THE TASK:
Read through the records below and copy each line that uses the word "aufgrund".

Collected data:
## START

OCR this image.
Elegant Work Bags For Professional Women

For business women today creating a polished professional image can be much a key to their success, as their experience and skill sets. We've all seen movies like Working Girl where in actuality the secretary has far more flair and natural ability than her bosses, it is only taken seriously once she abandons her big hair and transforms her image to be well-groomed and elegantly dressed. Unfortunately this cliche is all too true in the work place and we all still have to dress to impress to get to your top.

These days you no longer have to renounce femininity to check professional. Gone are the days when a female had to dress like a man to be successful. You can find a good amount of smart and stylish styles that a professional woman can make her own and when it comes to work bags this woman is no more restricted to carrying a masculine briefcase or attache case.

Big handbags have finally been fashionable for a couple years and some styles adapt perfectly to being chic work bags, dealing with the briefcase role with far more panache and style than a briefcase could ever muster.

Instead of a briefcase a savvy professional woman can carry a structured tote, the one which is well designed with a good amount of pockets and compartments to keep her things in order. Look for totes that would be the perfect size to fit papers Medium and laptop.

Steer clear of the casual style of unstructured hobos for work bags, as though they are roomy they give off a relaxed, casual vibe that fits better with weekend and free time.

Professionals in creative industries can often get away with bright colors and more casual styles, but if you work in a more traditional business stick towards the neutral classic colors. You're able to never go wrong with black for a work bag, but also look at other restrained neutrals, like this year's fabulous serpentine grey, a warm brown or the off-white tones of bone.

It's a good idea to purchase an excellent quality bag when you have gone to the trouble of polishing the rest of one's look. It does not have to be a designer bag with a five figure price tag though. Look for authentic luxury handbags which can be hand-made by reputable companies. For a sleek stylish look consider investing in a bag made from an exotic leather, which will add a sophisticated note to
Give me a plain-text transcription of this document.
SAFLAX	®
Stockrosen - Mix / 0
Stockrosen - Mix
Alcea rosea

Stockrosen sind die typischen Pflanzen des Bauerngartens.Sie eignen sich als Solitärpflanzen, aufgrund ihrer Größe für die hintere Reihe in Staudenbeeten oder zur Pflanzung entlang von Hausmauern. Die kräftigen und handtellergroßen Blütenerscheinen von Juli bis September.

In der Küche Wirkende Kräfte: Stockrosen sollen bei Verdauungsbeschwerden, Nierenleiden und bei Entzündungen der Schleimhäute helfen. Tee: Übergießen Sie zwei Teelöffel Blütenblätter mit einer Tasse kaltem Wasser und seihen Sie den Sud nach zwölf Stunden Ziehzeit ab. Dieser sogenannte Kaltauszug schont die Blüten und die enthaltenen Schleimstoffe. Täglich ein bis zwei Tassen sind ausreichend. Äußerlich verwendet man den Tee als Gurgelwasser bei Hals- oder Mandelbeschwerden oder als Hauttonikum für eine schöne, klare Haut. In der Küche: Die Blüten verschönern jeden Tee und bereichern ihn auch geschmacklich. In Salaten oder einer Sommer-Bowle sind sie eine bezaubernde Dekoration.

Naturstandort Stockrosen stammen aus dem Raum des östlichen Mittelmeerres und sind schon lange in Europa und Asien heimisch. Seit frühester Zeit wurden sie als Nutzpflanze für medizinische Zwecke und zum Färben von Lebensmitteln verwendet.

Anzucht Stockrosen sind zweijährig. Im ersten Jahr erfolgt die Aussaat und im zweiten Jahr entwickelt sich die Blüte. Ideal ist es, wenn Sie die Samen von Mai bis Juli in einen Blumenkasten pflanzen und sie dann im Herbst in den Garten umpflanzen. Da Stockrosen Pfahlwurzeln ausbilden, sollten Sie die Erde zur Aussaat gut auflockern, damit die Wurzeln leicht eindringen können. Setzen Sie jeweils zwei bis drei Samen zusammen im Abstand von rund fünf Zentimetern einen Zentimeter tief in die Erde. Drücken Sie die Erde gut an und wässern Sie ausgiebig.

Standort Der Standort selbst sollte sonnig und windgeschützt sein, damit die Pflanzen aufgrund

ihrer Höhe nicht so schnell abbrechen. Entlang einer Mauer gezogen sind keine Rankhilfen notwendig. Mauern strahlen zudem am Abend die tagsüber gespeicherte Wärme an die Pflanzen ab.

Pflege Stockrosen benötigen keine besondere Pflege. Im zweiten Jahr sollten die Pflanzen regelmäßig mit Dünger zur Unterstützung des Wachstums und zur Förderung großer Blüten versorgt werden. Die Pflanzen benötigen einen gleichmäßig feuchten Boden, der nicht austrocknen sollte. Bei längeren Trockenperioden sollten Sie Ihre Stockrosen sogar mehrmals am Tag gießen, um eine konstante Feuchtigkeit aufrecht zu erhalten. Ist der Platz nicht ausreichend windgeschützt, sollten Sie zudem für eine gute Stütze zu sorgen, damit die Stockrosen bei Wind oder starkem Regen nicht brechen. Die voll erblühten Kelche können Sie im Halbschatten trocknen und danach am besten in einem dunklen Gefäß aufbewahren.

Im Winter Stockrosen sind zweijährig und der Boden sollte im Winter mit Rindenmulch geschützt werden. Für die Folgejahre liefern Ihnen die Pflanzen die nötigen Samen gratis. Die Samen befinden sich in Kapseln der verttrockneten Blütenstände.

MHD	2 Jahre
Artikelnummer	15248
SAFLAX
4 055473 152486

## END

SOLUTION TO THE EXERCISE:
Stockrosen sind die typischen Pflanzen des Bauerngartens.Sie eignen sich als Solitärpflanzen, aufgrund ihrer Größe für die hintere Reihe in Staudenbeeten oder zur Pflanzung entlang von Hausmauern. Die kräftigen und handtellergroßen Blütenerscheinen von Juli bis September.
Standort Der Standort selbst sollte sonnig und windgeschützt sein, damit die Pflanzen aufgrund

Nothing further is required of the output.